=== Stated task ===
Look through the entries below and report how many lines hold the string "benefit". Only the number is wanted.

start

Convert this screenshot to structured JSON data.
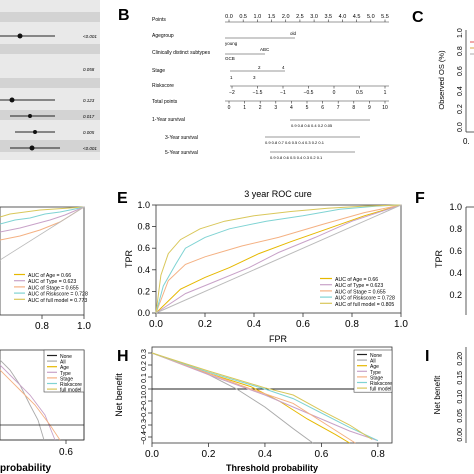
{
  "panels": {
    "B": "B",
    "C": "C",
    "E": "E",
    "F": "F",
    "H": "H",
    "I": "I"
  },
  "forest_fragment": {
    "pvalues": [
      "<0.001",
      "0.058",
      "0.123",
      "0.017",
      "0.005",
      "<0.001"
    ]
  },
  "nomogram": {
    "rows": [
      {
        "label": "Points"
      },
      {
        "label": "Agegroup",
        "levels": [
          "young",
          "old"
        ]
      },
      {
        "label": "Clinically distinct subtypes",
        "levels": [
          "ABC",
          "GCB"
        ]
      },
      {
        "label": "Stage",
        "levels": [
          "1",
          "2",
          "3",
          "4"
        ]
      },
      {
        "label": "Riskscore"
      },
      {
        "label": "Total points"
      },
      {
        "label": "1-Year survival"
      },
      {
        "label": "3-Year survival"
      },
      {
        "label": "5-Year survival"
      }
    ],
    "points_ticks": [
      "0.0",
      "0.5",
      "1.0",
      "1.5",
      "2.0",
      "2.5",
      "3.0",
      "3.5",
      "4.0",
      "4.5",
      "5.0",
      "5.5"
    ],
    "riskscore_ticks": [
      "−2",
      "−1.5",
      "−1",
      "−0.5",
      "0",
      "0.5",
      "1"
    ],
    "total_ticks": [
      "0",
      "1",
      "2",
      "3",
      "4",
      "5",
      "6",
      "7",
      "8",
      "9",
      "10"
    ],
    "survival1_ticks": "0.9 0.8 0.6 0.4 0.2 0.05",
    "survival3_ticks": "0.9 0.8 0.7 0.6 0.5 0.4 0.3 0.2 0.1",
    "survival5_ticks": "0.9 0.8 0.6 0.5 0.4 0.3 0.2 0.1"
  },
  "calibration_fragment": {
    "ylabel": "Observed OS (%)",
    "ytick_labels": [
      "1.0",
      "0.8",
      "0.6",
      "0.4",
      "0.2",
      "0.0"
    ],
    "xtick_label": "0."
  },
  "left_roc_fragment": {
    "xtick_labels": [
      "0.8",
      "1.0"
    ]
  },
  "right_roc_fragment": {
    "ylabel": "TPR",
    "ytick_labels": [
      "1.0",
      "0.8",
      "0.6",
      "0.4",
      "0.2"
    ]
  },
  "left_dca_fragment": {
    "xlabel": "probability",
    "xtick_labels": [
      "0.6"
    ],
    "legend": [
      "None",
      "All",
      "Age",
      "Type",
      "Stage",
      "Riskscore",
      "full model"
    ]
  },
  "right_dca_fragment": {
    "ylabel": "Net benefit",
    "ytick_labels": [
      "0.20",
      "0.15",
      "0.10",
      "0.05",
      "0.00"
    ]
  },
  "colors": {
    "age": "#e6b800",
    "type": "#c8a2c8",
    "stage": "#f4b183",
    "riskscore": "#7fd3d3",
    "full_model": "#d9c75a",
    "reference": "#bbbbbb",
    "stage_text": "#f4a25a"
  },
  "chart_data": [
    {
      "type": "line",
      "panel": "E",
      "title": "3 year ROC cure",
      "xlabel": "FPR",
      "ylabel": "TPR",
      "xlim": [
        0,
        1
      ],
      "ylim": [
        0,
        1
      ],
      "x_ticks": [
        0.0,
        0.2,
        0.4,
        0.6,
        0.8,
        1.0
      ],
      "y_ticks": [
        0.0,
        0.2,
        0.4,
        0.6,
        0.8,
        1.0
      ],
      "x_tick_labels": [
        "0.0",
        "0.2",
        "0.4",
        "0.6",
        "0.8",
        "1.0"
      ],
      "y_tick_labels": [
        "0.0",
        "0.2",
        "0.4",
        "0.6",
        "0.8",
        "1.0"
      ],
      "legend_position": "bottom-right",
      "series": [
        {
          "name": "AUC of Age = 0.66",
          "color": "#e6b800",
          "points": [
            [
              0,
              0
            ],
            [
              0.1,
              0.22
            ],
            [
              0.2,
              0.33
            ],
            [
              0.3,
              0.42
            ],
            [
              0.42,
              0.55
            ],
            [
              0.55,
              0.66
            ],
            [
              0.7,
              0.78
            ],
            [
              0.85,
              0.9
            ],
            [
              1,
              1
            ]
          ]
        },
        {
          "name": "AUC of Type = 0.623",
          "color": "#c8a2c8",
          "points": [
            [
              0,
              0
            ],
            [
              0.12,
              0.18
            ],
            [
              0.25,
              0.3
            ],
            [
              0.38,
              0.42
            ],
            [
              0.5,
              0.56
            ],
            [
              0.65,
              0.7
            ],
            [
              0.8,
              0.85
            ],
            [
              1,
              1
            ]
          ]
        },
        {
          "name": "AUC of Stage = 0.655",
          "color": "#f4b183",
          "points": [
            [
              0,
              0
            ],
            [
              0.05,
              0.3
            ],
            [
              0.12,
              0.45
            ],
            [
              0.2,
              0.52
            ],
            [
              0.35,
              0.62
            ],
            [
              0.5,
              0.7
            ],
            [
              0.68,
              0.82
            ],
            [
              0.85,
              0.93
            ],
            [
              1,
              1
            ]
          ]
        },
        {
          "name": "AUC of Riskscore = 0.728",
          "color": "#7fd3d3",
          "points": [
            [
              0,
              0
            ],
            [
              0.03,
              0.25
            ],
            [
              0.08,
              0.45
            ],
            [
              0.12,
              0.6
            ],
            [
              0.2,
              0.7
            ],
            [
              0.3,
              0.78
            ],
            [
              0.45,
              0.85
            ],
            [
              0.6,
              0.9
            ],
            [
              0.75,
              0.96
            ],
            [
              0.9,
              0.99
            ],
            [
              1,
              1
            ]
          ]
        },
        {
          "name": "AUC of full model = 0.805",
          "color": "#d9c75a",
          "points": [
            [
              0,
              0
            ],
            [
              0.02,
              0.35
            ],
            [
              0.05,
              0.55
            ],
            [
              0.1,
              0.68
            ],
            [
              0.18,
              0.78
            ],
            [
              0.28,
              0.85
            ],
            [
              0.4,
              0.9
            ],
            [
              0.55,
              0.94
            ],
            [
              0.7,
              0.97
            ],
            [
              0.85,
              0.99
            ],
            [
              1,
              1
            ]
          ]
        },
        {
          "name": "",
          "color": "#bbbbbb",
          "points": [
            [
              0,
              0
            ],
            [
              1,
              1
            ]
          ]
        }
      ]
    },
    {
      "type": "line",
      "panel": "H",
      "title": "",
      "xlabel": "Threshold probability",
      "ylabel": "Net benefit",
      "xlim": [
        0,
        0.85
      ],
      "ylim": [
        -0.45,
        0.35
      ],
      "x_ticks": [
        0.0,
        0.2,
        0.4,
        0.6,
        0.8
      ],
      "y_ticks": [
        -0.4,
        -0.3,
        -0.2,
        -0.1,
        0.0,
        0.1,
        0.2,
        0.3
      ],
      "x_tick_labels": [
        "0.0",
        "0.2",
        "0.4",
        "0.6",
        "0.8"
      ],
      "y_tick_labels": [
        "−0.4",
        "−0.3",
        "−0.2",
        "−0.1",
        "0.0",
        "0.1",
        "0.2",
        "0.3"
      ],
      "legend_position": "top-right",
      "series": [
        {
          "name": "None",
          "color": "#222222",
          "points": [
            [
              0,
              0
            ],
            [
              0.85,
              0
            ]
          ]
        },
        {
          "name": "All",
          "color": "#aaaaaa",
          "points": [
            [
              0,
              0.3
            ],
            [
              0.1,
              0.22
            ],
            [
              0.2,
              0.12
            ],
            [
              0.3,
              0.0
            ],
            [
              0.4,
              -0.15
            ],
            [
              0.5,
              -0.33
            ],
            [
              0.57,
              -0.45
            ]
          ]
        },
        {
          "name": "Age",
          "color": "#e6b800",
          "points": [
            [
              0,
              0.3
            ],
            [
              0.2,
              0.13
            ],
            [
              0.35,
              0.02
            ],
            [
              0.45,
              -0.1
            ],
            [
              0.55,
              -0.25
            ],
            [
              0.65,
              -0.38
            ],
            [
              0.7,
              -0.45
            ]
          ]
        },
        {
          "name": "Type",
          "color": "#c8a2c8",
          "points": [
            [
              0,
              0.3
            ],
            [
              0.2,
              0.12
            ],
            [
              0.4,
              -0.05
            ],
            [
              0.55,
              -0.2
            ],
            [
              0.7,
              -0.35
            ],
            [
              0.8,
              -0.43
            ]
          ]
        },
        {
          "name": "Stage",
          "color": "#f4b183",
          "points": [
            [
              0,
              0.3
            ],
            [
              0.2,
              0.13
            ],
            [
              0.35,
              0.0
            ],
            [
              0.5,
              -0.12
            ],
            [
              0.62,
              -0.3
            ],
            [
              0.72,
              -0.45
            ]
          ]
        },
        {
          "name": "Riskscore",
          "color": "#7fd3d3",
          "points": [
            [
              0,
              0.3
            ],
            [
              0.2,
              0.14
            ],
            [
              0.4,
              0.0
            ],
            [
              0.5,
              -0.08
            ],
            [
              0.6,
              -0.2
            ],
            [
              0.7,
              -0.32
            ],
            [
              0.8,
              -0.43
            ]
          ]
        },
        {
          "name": "full model",
          "color": "#d9c75a",
          "points": [
            [
              0,
              0.3
            ],
            [
              0.2,
              0.15
            ],
            [
              0.4,
              0.01
            ],
            [
              0.5,
              -0.05
            ],
            [
              0.6,
              -0.18
            ],
            [
              0.7,
              -0.3
            ],
            [
              0.78,
              -0.42
            ]
          ]
        }
      ]
    },
    {
      "type": "line",
      "panel": "left-roc-fragment",
      "legend_position": "bottom-right",
      "series": [
        {
          "name": "AUC of Age = 0.66",
          "color": "#e6b800"
        },
        {
          "name": "AUC of Type = 0.623",
          "color": "#c8a2c8"
        },
        {
          "name": "AUC of Stage = 0.655",
          "color": "#f4b183"
        },
        {
          "name": "AUC of Riskscore = 0.728",
          "color": "#7fd3d3"
        },
        {
          "name": "AUC of full model = 0.773",
          "color": "#d9c75a"
        }
      ]
    }
  ]
}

end

=== Final result ===
2